* [Requirement]
Repeat each line exactly, leaving nothing out.

○ ○ ○ ○ ○

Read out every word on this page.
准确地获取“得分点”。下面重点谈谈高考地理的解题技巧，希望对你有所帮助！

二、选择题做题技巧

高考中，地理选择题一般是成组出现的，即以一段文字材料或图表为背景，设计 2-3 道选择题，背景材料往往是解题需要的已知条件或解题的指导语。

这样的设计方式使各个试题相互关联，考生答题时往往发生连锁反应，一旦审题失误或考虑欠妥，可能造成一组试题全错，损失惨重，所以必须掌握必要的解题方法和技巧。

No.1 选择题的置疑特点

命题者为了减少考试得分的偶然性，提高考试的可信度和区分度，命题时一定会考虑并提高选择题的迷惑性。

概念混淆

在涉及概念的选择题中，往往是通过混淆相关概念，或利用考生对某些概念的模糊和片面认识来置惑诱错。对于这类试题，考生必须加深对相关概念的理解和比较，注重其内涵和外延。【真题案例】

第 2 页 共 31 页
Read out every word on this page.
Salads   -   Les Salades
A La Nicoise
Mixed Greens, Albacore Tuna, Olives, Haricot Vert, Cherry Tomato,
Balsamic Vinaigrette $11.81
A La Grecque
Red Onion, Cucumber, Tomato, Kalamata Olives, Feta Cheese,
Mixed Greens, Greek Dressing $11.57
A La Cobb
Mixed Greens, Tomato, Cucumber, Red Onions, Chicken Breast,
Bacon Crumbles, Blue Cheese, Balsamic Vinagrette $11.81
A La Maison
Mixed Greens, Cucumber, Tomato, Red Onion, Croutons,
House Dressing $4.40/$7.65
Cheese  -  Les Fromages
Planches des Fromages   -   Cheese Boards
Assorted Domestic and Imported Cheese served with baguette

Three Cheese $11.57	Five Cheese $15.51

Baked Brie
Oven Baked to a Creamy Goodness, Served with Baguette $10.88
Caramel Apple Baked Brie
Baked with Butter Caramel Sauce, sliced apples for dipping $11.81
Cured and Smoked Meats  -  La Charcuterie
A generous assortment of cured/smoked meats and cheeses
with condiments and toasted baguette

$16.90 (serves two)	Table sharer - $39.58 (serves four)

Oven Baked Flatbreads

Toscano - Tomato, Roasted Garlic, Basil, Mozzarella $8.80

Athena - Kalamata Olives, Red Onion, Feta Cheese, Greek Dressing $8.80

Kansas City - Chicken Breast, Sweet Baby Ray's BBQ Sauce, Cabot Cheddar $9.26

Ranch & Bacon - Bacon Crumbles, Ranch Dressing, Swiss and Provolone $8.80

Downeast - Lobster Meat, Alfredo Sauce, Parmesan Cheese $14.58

○ ○ ○ ○ ○

* [Exercise solution]
Read out every word on this page.
准确地获取“得分点”。下面重点谈谈高考地理的解题技巧，希望对你有所帮助！

二、选择题做题技巧

高考中，地理选择题一般是成组出现的，即以一段文字材料或图表为背景，设计 2-3 道选择题，背景材料往往是解题需要的已知条件或解题的指导语。

这样的设计方式使各个试题相互关联，考生答题时往往发生连锁反应，一旦审题失误或考虑欠妥，可能造成一组试题全错，损失惨重，所以必须掌握必要的解题方法和技巧。

No.1 选择题的置疑特点

命题者为了减少考试得分的偶然性，提高考试的可信度和区分度，命题时一定会考虑并提高选择题的迷惑性。

概念混淆

在涉及概念的选择题中，往往是通过混淆相关概念，或利用考生对某些概念的模糊和片面认识来置惑诱错。对于这类试题，考生必须加深对相关概念的理解和比较，注重其内涵和外延。【真题案例】

第 2 页 共 31 页
Read out every word on this page.
Salads   -   Les Salades
A La Nicoise
Mixed Greens, Albacore Tuna, Olives, Haricot Vert, Cherry Tomato,
Balsamic Vinaigrette $11.81
A La Grecque
Red Onion, Cucumber, Tomato, Kalamata Olives, Feta Cheese,
Mixed Greens, Greek Dressing $11.57
A La Cobb
Mixed Greens, Tomato, Cucumber, Red Onions, Chicken Breast,
Bacon Crumbles, Blue Cheese, Balsamic Vinagrette $11.81
A La Maison
Mixed Greens, Cucumber, Tomato, Red Onion, Croutons,
House Dressing $4.40/$7.65
Cheese  -  Les Fromages
Planches des Fromages   -   Cheese Boards
Assorted Domestic and Imported Cheese served with baguette

Three Cheese $11.57	Five Cheese $15.51

Baked Brie
Oven Baked to a Creamy Goodness, Served with Baguette $10.88
Caramel Apple Baked Brie
Baked with Butter Caramel Sauce, sliced apples for dipping $11.81
Cured and Smoked Meats  -  La Charcuterie
A generous assortment of cured/smoked meats and cheeses
with condiments and toasted baguette

$16.90 (serves two)	Table sharer - $39.58 (serves four)

Oven Baked Flatbreads

Toscano - Tomato, Roasted Garlic, Basil, Mozzarella $8.80

Athena - Kalamata Olives, Red Onion, Feta Cheese, Greek Dressing $8.80

Kansas City - Chicken Breast, Sweet Baby Ray's BBQ Sauce, Cabot Cheddar $9.26

Ranch & Bacon - Bacon Crumbles, Ranch Dressing, Swiss and Provolone $8.80

Downeast - Lobster Meat, Alfredo Sauce, Parmesan Cheese $14.58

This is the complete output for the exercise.